─── RAW RECORDS

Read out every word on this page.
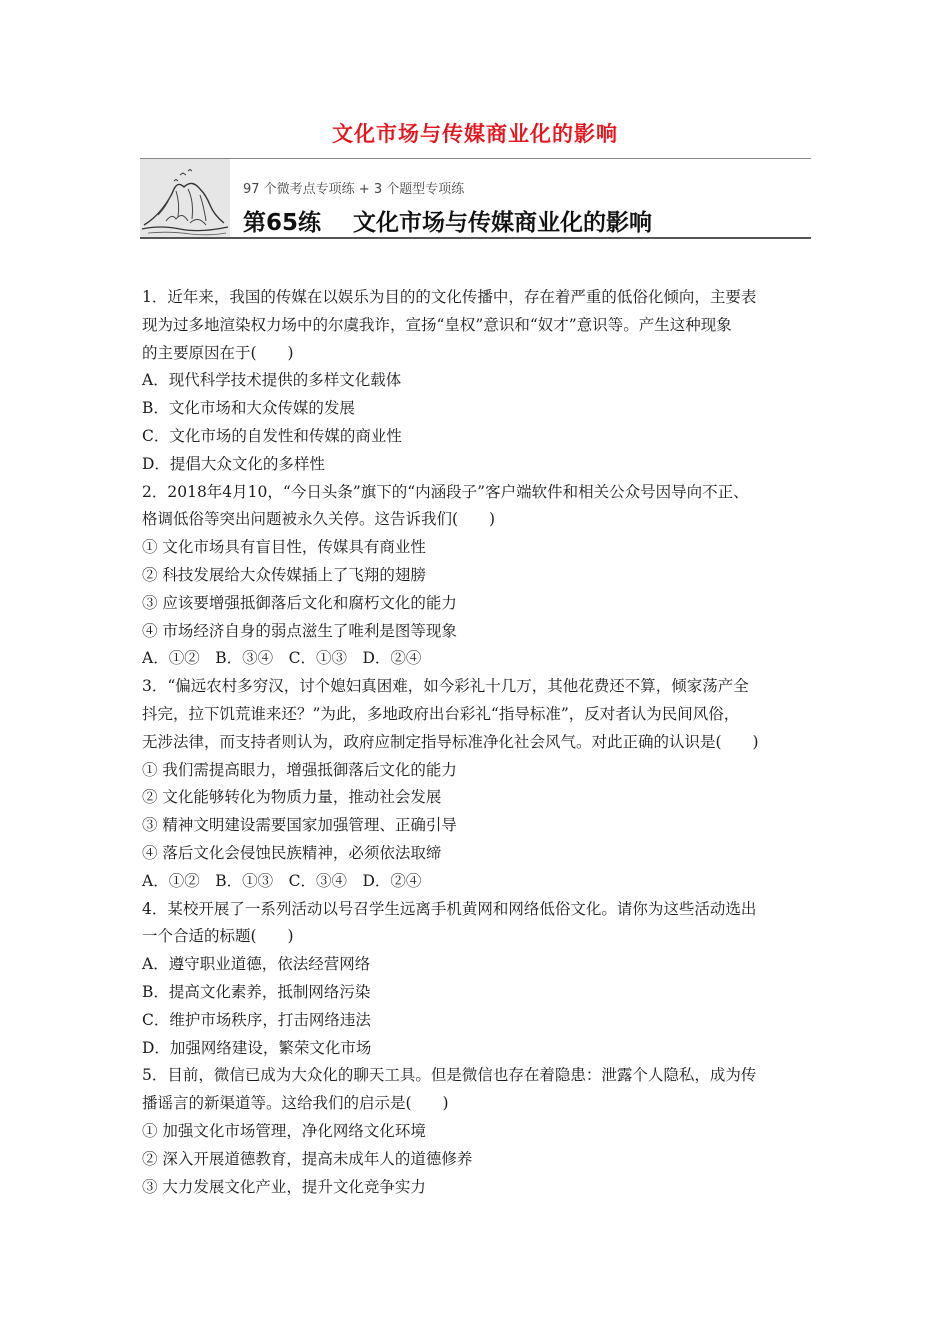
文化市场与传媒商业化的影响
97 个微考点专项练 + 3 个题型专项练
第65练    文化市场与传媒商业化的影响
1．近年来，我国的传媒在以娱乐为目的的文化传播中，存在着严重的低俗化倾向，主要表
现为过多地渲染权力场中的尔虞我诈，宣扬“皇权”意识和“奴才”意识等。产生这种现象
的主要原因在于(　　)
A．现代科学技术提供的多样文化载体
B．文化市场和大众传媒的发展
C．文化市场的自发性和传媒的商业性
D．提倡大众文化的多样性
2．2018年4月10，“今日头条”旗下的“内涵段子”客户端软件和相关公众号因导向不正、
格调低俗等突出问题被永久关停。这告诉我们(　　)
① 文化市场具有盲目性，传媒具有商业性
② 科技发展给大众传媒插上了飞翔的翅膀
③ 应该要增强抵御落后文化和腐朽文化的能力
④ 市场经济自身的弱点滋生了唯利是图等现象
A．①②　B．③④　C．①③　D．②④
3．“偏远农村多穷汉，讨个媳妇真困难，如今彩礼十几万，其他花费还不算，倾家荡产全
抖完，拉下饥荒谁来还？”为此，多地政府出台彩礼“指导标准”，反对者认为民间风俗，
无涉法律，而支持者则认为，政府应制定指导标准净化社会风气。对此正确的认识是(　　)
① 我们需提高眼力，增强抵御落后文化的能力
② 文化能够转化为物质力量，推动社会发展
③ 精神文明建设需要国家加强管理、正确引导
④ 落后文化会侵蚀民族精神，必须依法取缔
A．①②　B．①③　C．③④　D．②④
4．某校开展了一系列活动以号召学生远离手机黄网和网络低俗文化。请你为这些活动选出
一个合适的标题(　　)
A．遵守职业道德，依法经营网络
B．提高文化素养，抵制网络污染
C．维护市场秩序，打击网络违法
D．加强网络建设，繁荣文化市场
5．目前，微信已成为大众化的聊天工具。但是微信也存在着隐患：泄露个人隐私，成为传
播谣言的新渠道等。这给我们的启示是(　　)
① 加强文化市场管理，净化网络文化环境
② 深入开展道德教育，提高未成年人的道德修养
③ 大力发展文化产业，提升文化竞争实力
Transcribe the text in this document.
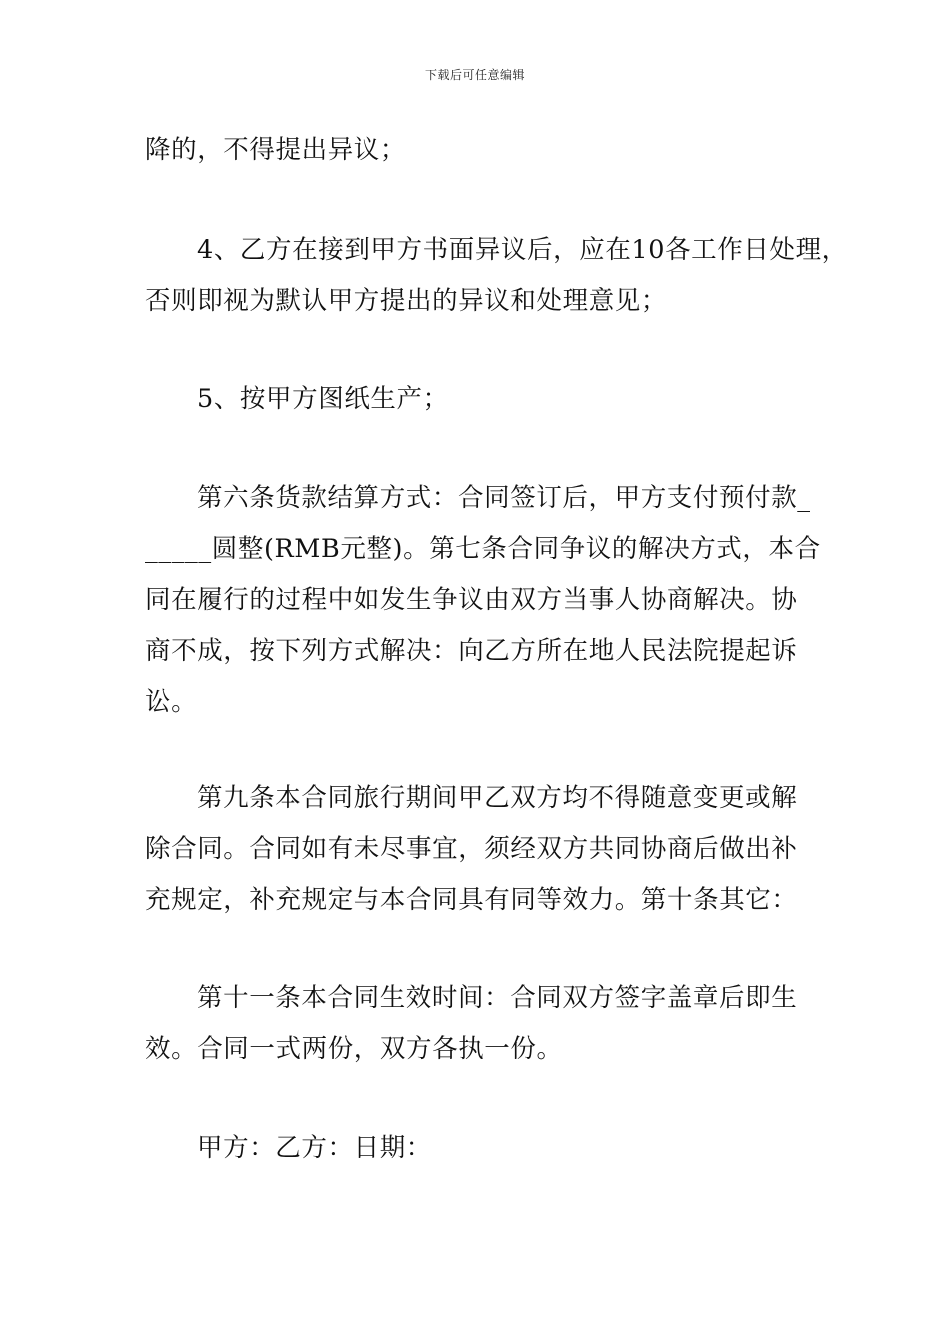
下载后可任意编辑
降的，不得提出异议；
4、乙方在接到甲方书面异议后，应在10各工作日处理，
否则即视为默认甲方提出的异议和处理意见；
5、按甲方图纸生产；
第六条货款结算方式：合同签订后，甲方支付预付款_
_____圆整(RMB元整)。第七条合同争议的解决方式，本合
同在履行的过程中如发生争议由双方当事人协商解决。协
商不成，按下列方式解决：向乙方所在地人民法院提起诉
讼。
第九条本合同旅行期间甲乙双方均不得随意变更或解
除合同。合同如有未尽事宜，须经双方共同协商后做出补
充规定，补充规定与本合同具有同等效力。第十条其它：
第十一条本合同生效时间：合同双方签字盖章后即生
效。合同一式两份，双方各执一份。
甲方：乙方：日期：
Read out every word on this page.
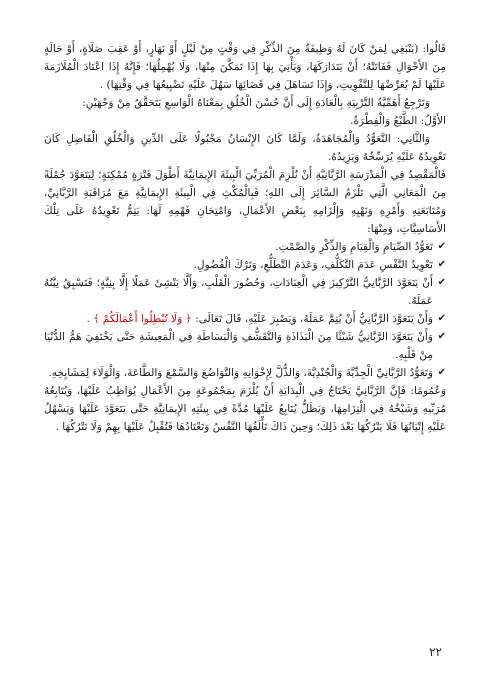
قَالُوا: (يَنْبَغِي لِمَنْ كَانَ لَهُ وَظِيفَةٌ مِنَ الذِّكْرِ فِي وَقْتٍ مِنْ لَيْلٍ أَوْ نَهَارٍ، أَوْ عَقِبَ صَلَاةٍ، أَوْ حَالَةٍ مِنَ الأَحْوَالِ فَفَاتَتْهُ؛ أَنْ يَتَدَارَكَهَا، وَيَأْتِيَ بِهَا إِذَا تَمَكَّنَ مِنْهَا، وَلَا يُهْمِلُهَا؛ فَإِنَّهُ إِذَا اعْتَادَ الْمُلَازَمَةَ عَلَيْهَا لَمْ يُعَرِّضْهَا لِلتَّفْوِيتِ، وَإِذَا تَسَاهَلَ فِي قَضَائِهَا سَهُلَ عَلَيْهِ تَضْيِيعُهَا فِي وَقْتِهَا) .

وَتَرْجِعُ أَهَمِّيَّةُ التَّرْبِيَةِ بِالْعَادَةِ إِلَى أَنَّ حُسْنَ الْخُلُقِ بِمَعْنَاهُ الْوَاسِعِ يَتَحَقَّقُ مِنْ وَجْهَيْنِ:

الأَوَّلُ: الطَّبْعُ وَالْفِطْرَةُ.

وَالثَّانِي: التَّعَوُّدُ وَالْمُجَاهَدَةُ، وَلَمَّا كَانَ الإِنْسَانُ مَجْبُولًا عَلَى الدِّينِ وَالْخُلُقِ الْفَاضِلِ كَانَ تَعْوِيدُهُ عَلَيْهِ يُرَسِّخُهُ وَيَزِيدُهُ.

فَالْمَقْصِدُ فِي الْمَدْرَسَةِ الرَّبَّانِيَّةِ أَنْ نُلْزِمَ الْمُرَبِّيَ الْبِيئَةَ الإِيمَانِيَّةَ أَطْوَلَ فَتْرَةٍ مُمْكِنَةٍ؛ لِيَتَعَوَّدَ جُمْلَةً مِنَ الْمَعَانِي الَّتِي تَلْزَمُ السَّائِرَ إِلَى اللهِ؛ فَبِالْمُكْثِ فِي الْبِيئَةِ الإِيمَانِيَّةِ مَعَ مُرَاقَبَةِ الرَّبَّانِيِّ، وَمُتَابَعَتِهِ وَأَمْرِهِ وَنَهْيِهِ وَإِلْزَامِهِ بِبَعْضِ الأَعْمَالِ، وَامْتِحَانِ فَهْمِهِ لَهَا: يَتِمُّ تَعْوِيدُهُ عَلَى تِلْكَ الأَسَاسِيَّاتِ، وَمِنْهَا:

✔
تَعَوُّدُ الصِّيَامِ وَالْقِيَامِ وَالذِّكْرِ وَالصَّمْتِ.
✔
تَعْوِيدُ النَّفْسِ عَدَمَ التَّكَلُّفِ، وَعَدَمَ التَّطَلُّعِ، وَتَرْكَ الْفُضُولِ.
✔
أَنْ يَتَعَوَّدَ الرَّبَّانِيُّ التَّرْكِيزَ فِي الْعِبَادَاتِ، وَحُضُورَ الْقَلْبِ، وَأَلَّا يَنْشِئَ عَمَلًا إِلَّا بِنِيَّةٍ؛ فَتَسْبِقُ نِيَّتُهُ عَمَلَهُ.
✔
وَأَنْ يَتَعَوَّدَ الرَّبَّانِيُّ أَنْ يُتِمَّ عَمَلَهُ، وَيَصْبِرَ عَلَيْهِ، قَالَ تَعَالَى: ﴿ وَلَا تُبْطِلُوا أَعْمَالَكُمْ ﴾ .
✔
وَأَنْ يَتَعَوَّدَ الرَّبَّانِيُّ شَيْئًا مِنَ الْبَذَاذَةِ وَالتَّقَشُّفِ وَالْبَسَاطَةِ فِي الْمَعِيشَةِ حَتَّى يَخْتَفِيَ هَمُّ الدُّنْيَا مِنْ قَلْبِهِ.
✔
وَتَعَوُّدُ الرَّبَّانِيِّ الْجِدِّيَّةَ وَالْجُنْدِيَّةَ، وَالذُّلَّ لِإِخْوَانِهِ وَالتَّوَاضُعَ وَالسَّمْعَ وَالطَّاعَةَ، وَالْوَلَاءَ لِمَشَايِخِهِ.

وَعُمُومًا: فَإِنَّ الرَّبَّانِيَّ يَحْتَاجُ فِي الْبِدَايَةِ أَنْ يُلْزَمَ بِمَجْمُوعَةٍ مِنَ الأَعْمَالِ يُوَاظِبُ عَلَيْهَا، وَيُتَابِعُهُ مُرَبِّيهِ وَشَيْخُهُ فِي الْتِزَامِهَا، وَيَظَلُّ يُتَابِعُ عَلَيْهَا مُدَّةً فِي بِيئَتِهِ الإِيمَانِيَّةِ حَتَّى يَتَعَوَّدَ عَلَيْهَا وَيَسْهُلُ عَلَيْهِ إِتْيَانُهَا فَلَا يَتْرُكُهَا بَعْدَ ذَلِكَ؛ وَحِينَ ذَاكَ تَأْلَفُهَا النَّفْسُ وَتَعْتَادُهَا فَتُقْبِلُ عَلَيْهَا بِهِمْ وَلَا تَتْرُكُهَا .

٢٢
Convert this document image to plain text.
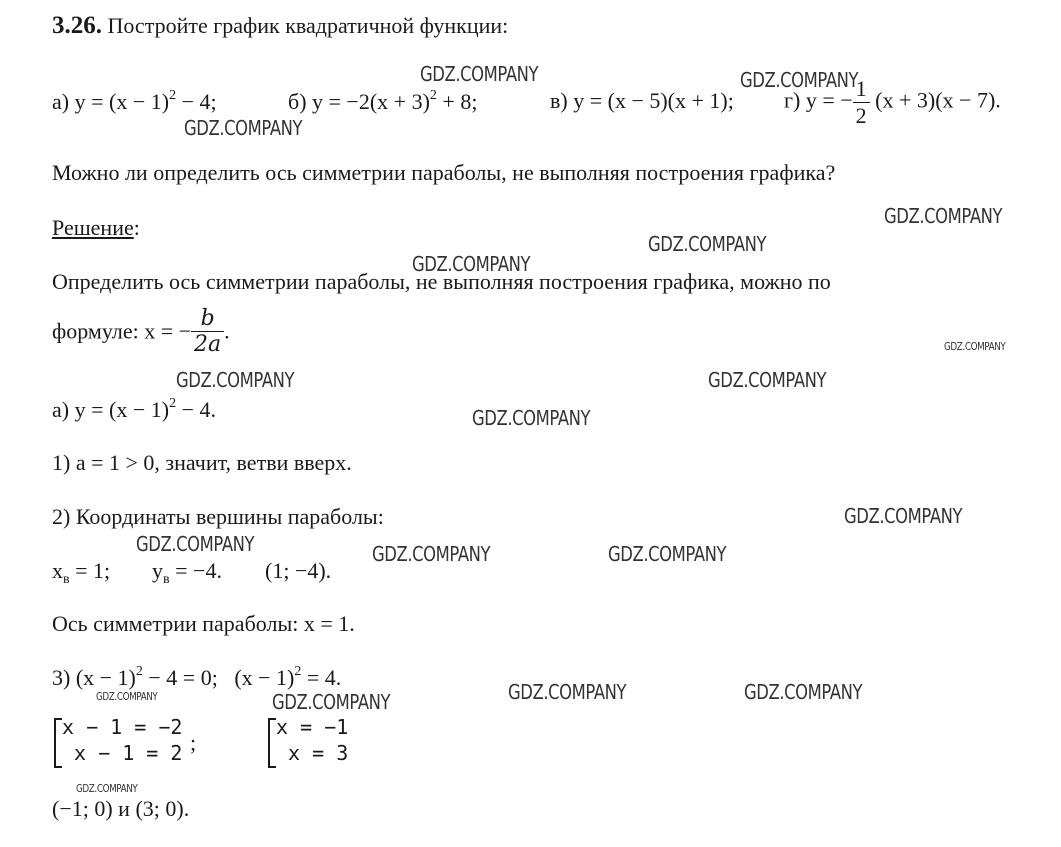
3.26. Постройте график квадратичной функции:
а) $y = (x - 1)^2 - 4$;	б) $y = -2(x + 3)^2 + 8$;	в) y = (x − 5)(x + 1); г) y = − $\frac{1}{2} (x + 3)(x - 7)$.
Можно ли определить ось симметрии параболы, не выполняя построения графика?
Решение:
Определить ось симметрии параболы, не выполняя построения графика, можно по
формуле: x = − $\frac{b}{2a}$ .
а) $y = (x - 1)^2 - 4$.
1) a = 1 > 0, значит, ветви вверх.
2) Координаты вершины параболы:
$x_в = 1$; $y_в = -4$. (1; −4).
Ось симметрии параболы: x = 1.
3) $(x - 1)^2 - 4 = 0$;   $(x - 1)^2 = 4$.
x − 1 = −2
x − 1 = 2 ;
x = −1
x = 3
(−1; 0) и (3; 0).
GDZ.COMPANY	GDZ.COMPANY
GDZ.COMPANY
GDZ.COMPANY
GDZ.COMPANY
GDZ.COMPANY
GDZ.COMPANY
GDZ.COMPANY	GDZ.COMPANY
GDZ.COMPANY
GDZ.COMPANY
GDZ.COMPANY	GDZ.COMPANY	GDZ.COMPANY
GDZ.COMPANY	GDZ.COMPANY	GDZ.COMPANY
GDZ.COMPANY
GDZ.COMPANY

──────

> WHAT YOU SHOULD DO:
Go through the material and select each line with the string "文化市场与传媒商业化的影响" in it.

> SOLUTION TO THE EXERCISE:
文化市场与传媒商业化的影响
第65练    文化市场与传媒商业化的影响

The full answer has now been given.